____ Record set

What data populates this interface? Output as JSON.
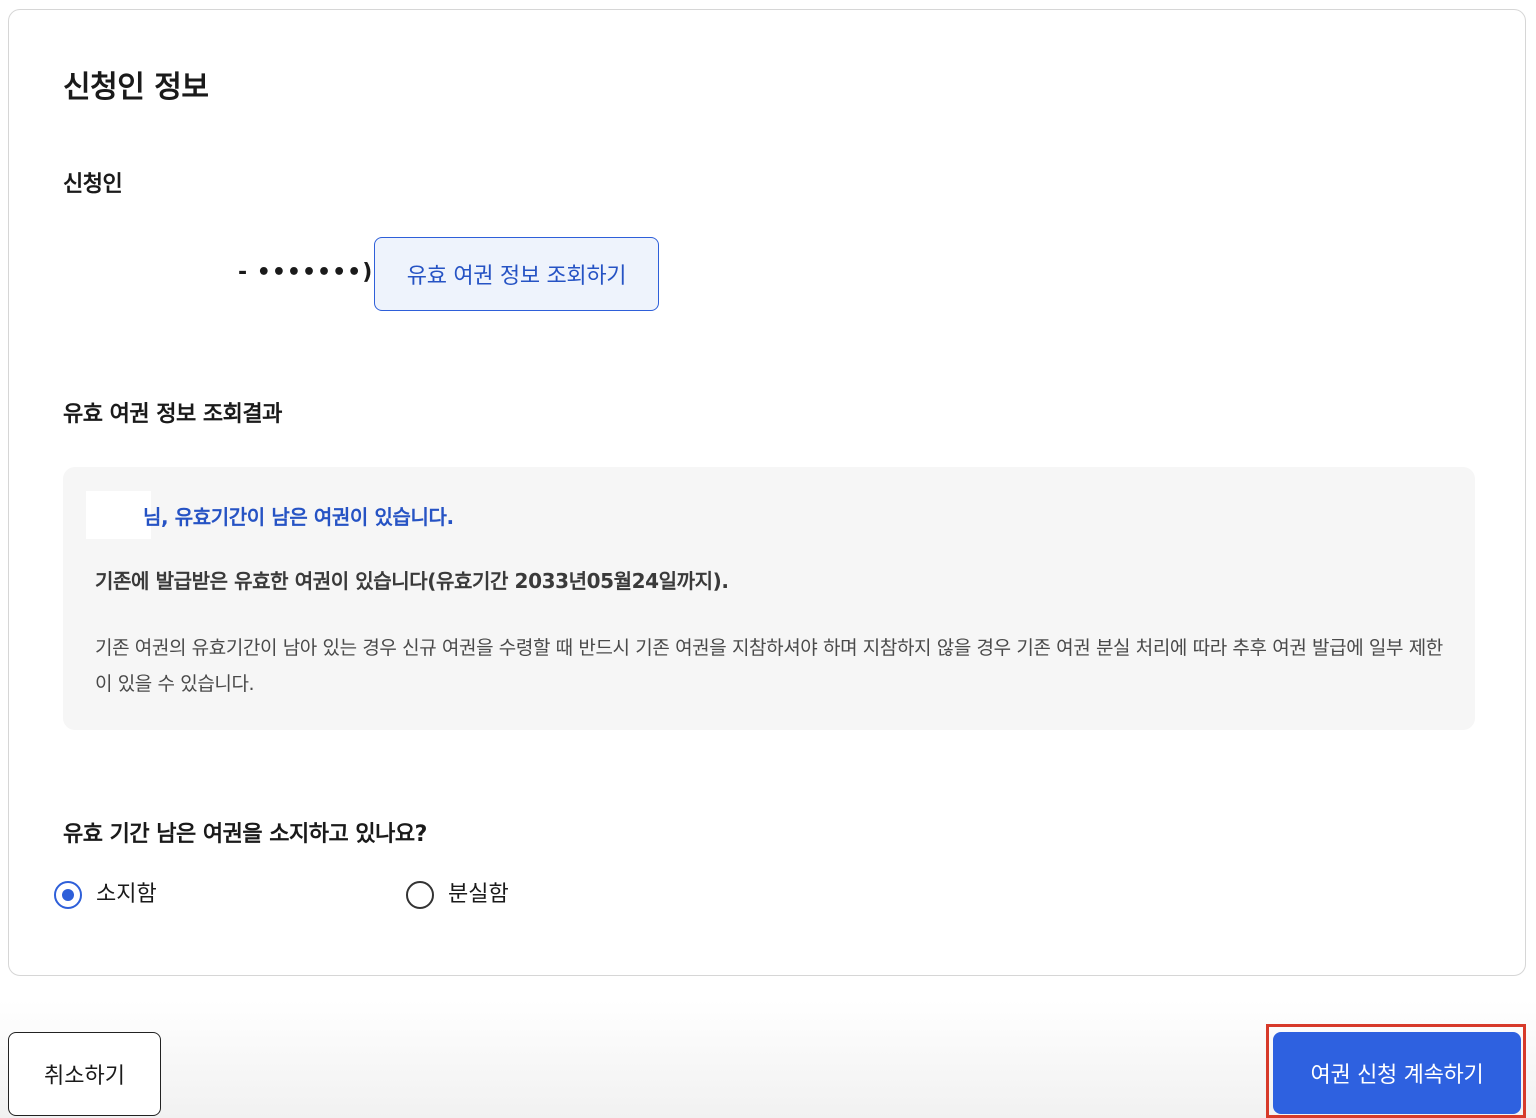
{
  "section": {
    "title": "신청인 정보",
    "applicant_label": "신청인",
    "masked_id": "- •••••••)",
    "lookup_button_label": "유효 여권 정보 조회하기"
  },
  "result": {
    "heading": "유효 여권 정보 조회결과",
    "notice_title": "님, 유효기간이 남은 여권이 있습니다.",
    "valid_until_text": "기존에 발급받은 유효한 여권이 있습니다(유효기간 2033년05월24일까지).",
    "description": "기존 여권의 유효기간이 남아 있는 경우 신규 여권을 수령할 때 반드시 기존 여권을 지참하셔야 하며 지참하지 않을 경우 기존 여권 분실 처리에 따라 추후 여권 발급에 일부 제한이 있을 수 있습니다."
  },
  "question": {
    "text": "유효 기간 남은 여권을 소지하고 있나요?",
    "options": [
      {
        "label": "소지함",
        "selected": true
      },
      {
        "label": "분실함",
        "selected": false
      }
    ]
  },
  "footer": {
    "cancel_label": "취소하기",
    "continue_label": "여권 신청 계속하기"
  },
  "colors": {
    "accent": "#2e61e0",
    "highlight_border": "#d73a2a"
  }
}
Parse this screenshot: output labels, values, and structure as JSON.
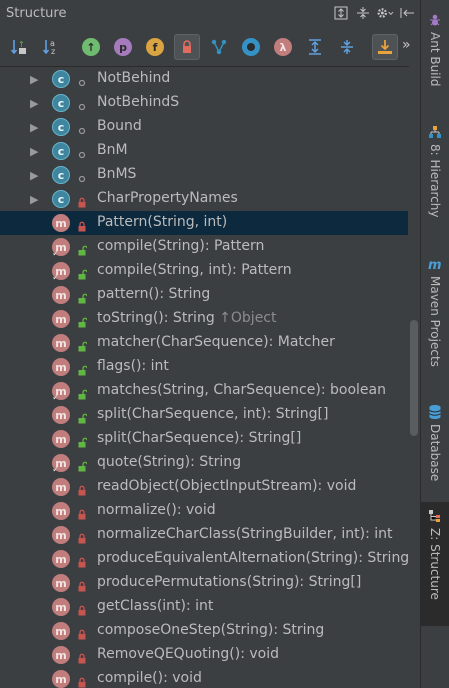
{
  "panel": {
    "title": "Structure",
    "toolbar_more": "»"
  },
  "toolbar": {
    "visibility_private_active": true
  },
  "tree": [
    {
      "kind": "class",
      "expand": "▶",
      "mod": "pkg",
      "label": "NotBehind",
      "hint": ""
    },
    {
      "kind": "class",
      "expand": "▶",
      "mod": "pkg",
      "label": "NotBehindS",
      "hint": ""
    },
    {
      "kind": "class",
      "expand": "▶",
      "mod": "pkg",
      "label": "Bound",
      "hint": ""
    },
    {
      "kind": "class",
      "expand": "▶",
      "mod": "pkg",
      "label": "BnM",
      "hint": ""
    },
    {
      "kind": "class",
      "expand": "▶",
      "mod": "pkg",
      "label": "BnMS",
      "hint": ""
    },
    {
      "kind": "class",
      "expand": "▶",
      "mod": "private",
      "label": "CharPropertyNames",
      "hint": ""
    },
    {
      "kind": "method",
      "expand": "",
      "mod": "private",
      "label": "Pattern(String, int)",
      "hint": "",
      "selected": true
    },
    {
      "kind": "method",
      "expand": "",
      "mod": "public",
      "label": "compile(String): Pattern",
      "hint": "",
      "static": true
    },
    {
      "kind": "method",
      "expand": "",
      "mod": "public",
      "label": "compile(String, int): Pattern",
      "hint": "",
      "static": true
    },
    {
      "kind": "method",
      "expand": "",
      "mod": "public",
      "label": "pattern(): String",
      "hint": ""
    },
    {
      "kind": "method",
      "expand": "",
      "mod": "public",
      "label": "toString(): String ",
      "hint": "↑Object"
    },
    {
      "kind": "method",
      "expand": "",
      "mod": "public",
      "label": "matcher(CharSequence): Matcher",
      "hint": ""
    },
    {
      "kind": "method",
      "expand": "",
      "mod": "public",
      "label": "flags(): int",
      "hint": ""
    },
    {
      "kind": "method",
      "expand": "",
      "mod": "public",
      "label": "matches(String, CharSequence): boolean",
      "hint": "",
      "static": true
    },
    {
      "kind": "method",
      "expand": "",
      "mod": "public",
      "label": "split(CharSequence, int): String[]",
      "hint": ""
    },
    {
      "kind": "method",
      "expand": "",
      "mod": "public",
      "label": "split(CharSequence): String[]",
      "hint": ""
    },
    {
      "kind": "method",
      "expand": "",
      "mod": "public",
      "label": "quote(String): String",
      "hint": "",
      "static": true
    },
    {
      "kind": "method",
      "expand": "",
      "mod": "private",
      "label": "readObject(ObjectInputStream): void",
      "hint": ""
    },
    {
      "kind": "method",
      "expand": "",
      "mod": "private",
      "label": "normalize(): void",
      "hint": ""
    },
    {
      "kind": "method",
      "expand": "",
      "mod": "private",
      "label": "normalizeCharClass(StringBuilder, int): int",
      "hint": ""
    },
    {
      "kind": "method",
      "expand": "",
      "mod": "private",
      "label": "produceEquivalentAlternation(String): String",
      "hint": ""
    },
    {
      "kind": "method",
      "expand": "",
      "mod": "private",
      "label": "producePermutations(String): String[]",
      "hint": ""
    },
    {
      "kind": "method",
      "expand": "",
      "mod": "private",
      "label": "getClass(int): int",
      "hint": ""
    },
    {
      "kind": "method",
      "expand": "",
      "mod": "private",
      "label": "composeOneStep(String): String",
      "hint": ""
    },
    {
      "kind": "method",
      "expand": "",
      "mod": "private",
      "label": "RemoveQEQuoting(): void",
      "hint": ""
    },
    {
      "kind": "method",
      "expand": "",
      "mod": "private",
      "label": "compile(): void",
      "hint": ""
    }
  ],
  "sidebar": {
    "tabs": [
      {
        "label": "Ant Build",
        "icon": "ant-icon",
        "active": false
      },
      {
        "label": "8: Hierarchy",
        "icon": "hierarchy-icon",
        "active": false
      },
      {
        "label": "Maven Projects",
        "icon": "maven-icon",
        "active": false
      },
      {
        "label": "Database",
        "icon": "database-icon",
        "active": false
      },
      {
        "label": "Z: Structure",
        "icon": "structure-icon",
        "active": true
      }
    ]
  },
  "colors": {
    "background": "#3c3f41",
    "selection": "#0d293e",
    "class_icon": "#3e86a0",
    "method_icon": "#c27d7d",
    "lock_public": "#62b543",
    "lock_private": "#c75450"
  }
}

________

* [What you should do]: Reproduce the entries exactly. Do not carry over any picture.

* [Task output]:
What data populates this interface? Output as JSON.
{
  "section": {
    "title": "신청인 정보",
    "applicant_label": "신청인",
    "masked_id": "- •••••••)",
    "lookup_button_label": "유효 여권 정보 조회하기"
  },
  "result": {
    "heading": "유효 여권 정보 조회결과",
    "notice_title": "님, 유효기간이 남은 여권이 있습니다.",
    "valid_until_text": "기존에 발급받은 유효한 여권이 있습니다(유효기간 2033년05월24일까지).",
    "description": "기존 여권의 유효기간이 남아 있는 경우 신규 여권을 수령할 때 반드시 기존 여권을 지참하셔야 하며 지참하지 않을 경우 기존 여권 분실 처리에 따라 추후 여권 발급에 일부 제한이 있을 수 있습니다."
  },
  "question": {
    "text": "유효 기간 남은 여권을 소지하고 있나요?",
    "options": [
      {
        "label": "소지함",
        "selected": true
      },
      {
        "label": "분실함",
        "selected": false
      }
    ]
  },
  "footer": {
    "cancel_label": "취소하기",
    "continue_label": "여권 신청 계속하기"
  },
  "colors": {
    "accent": "#2e61e0",
    "highlight_border": "#d73a2a"
  }
}
Parse this screenshot: output labels, values, and structure as JSON.
{
  "panel": {
    "title": "Structure",
    "toolbar_more": "»"
  },
  "toolbar": {
    "visibility_private_active": true
  },
  "tree": [
    {
      "kind": "class",
      "expand": "▶",
      "mod": "pkg",
      "label": "NotBehind",
      "hint": ""
    },
    {
      "kind": "class",
      "expand": "▶",
      "mod": "pkg",
      "label": "NotBehindS",
      "hint": ""
    },
    {
      "kind": "class",
      "expand": "▶",
      "mod": "pkg",
      "label": "Bound",
      "hint": ""
    },
    {
      "kind": "class",
      "expand": "▶",
      "mod": "pkg",
      "label": "BnM",
      "hint": ""
    },
    {
      "kind": "class",
      "expand": "▶",
      "mod": "pkg",
      "label": "BnMS",
      "hint": ""
    },
    {
      "kind": "class",
      "expand": "▶",
      "mod": "private",
      "label": "CharPropertyNames",
      "hint": ""
    },
    {
      "kind": "method",
      "expand": "",
      "mod": "private",
      "label": "Pattern(String, int)",
      "hint": "",
      "selected": true
    },
    {
      "kind": "method",
      "expand": "",
      "mod": "public",
      "label": "compile(String): Pattern",
      "hint": "",
      "static": true
    },
    {
      "kind": "method",
      "expand": "",
      "mod": "public",
      "label": "compile(String, int): Pattern",
      "hint": "",
      "static": true
    },
    {
      "kind": "method",
      "expand": "",
      "mod": "public",
      "label": "pattern(): String",
      "hint": ""
    },
    {
      "kind": "method",
      "expand": "",
      "mod": "public",
      "label": "toString(): String ",
      "hint": "↑Object"
    },
    {
      "kind": "method",
      "expand": "",
      "mod": "public",
      "label": "matcher(CharSequence): Matcher",
      "hint": ""
    },
    {
      "kind": "method",
      "expand": "",
      "mod": "public",
      "label": "flags(): int",
      "hint": ""
    },
    {
      "kind": "method",
      "expand": "",
      "mod": "public",
      "label": "matches(String, CharSequence): boolean",
      "hint": "",
      "static": true
    },
    {
      "kind": "method",
      "expand": "",
      "mod": "public",
      "label": "split(CharSequence, int): String[]",
      "hint": ""
    },
    {
      "kind": "method",
      "expand": "",
      "mod": "public",
      "label": "split(CharSequence): String[]",
      "hint": ""
    },
    {
      "kind": "method",
      "expand": "",
      "mod": "public",
      "label": "quote(String): String",
      "hint": "",
      "static": true
    },
    {
      "kind": "method",
      "expand": "",
      "mod": "private",
      "label": "readObject(ObjectInputStream): void",
      "hint": ""
    },
    {
      "kind": "method",
      "expand": "",
      "mod": "private",
      "label": "normalize(): void",
      "hint": ""
    },
    {
      "kind": "method",
      "expand": "",
      "mod": "private",
      "label": "normalizeCharClass(StringBuilder, int): int",
      "hint": ""
    },
    {
      "kind": "method",
      "expand": "",
      "mod": "private",
      "label": "produceEquivalentAlternation(String): String",
      "hint": ""
    },
    {
      "kind": "method",
      "expand": "",
      "mod": "private",
      "label": "producePermutations(String): String[]",
      "hint": ""
    },
    {
      "kind": "method",
      "expand": "",
      "mod": "private",
      "label": "getClass(int): int",
      "hint": ""
    },
    {
      "kind": "method",
      "expand": "",
      "mod": "private",
      "label": "composeOneStep(String): String",
      "hint": ""
    },
    {
      "kind": "method",
      "expand": "",
      "mod": "private",
      "label": "RemoveQEQuoting(): void",
      "hint": ""
    },
    {
      "kind": "method",
      "expand": "",
      "mod": "private",
      "label": "compile(): void",
      "hint": ""
    }
  ],
  "sidebar": {
    "tabs": [
      {
        "label": "Ant Build",
        "icon": "ant-icon",
        "active": false
      },
      {
        "label": "8: Hierarchy",
        "icon": "hierarchy-icon",
        "active": false
      },
      {
        "label": "Maven Projects",
        "icon": "maven-icon",
        "active": false
      },
      {
        "label": "Database",
        "icon": "database-icon",
        "active": false
      },
      {
        "label": "Z: Structure",
        "icon": "structure-icon",
        "active": true
      }
    ]
  },
  "colors": {
    "background": "#3c3f41",
    "selection": "#0d293e",
    "class_icon": "#3e86a0",
    "method_icon": "#c27d7d",
    "lock_public": "#62b543",
    "lock_private": "#c75450"
  }
}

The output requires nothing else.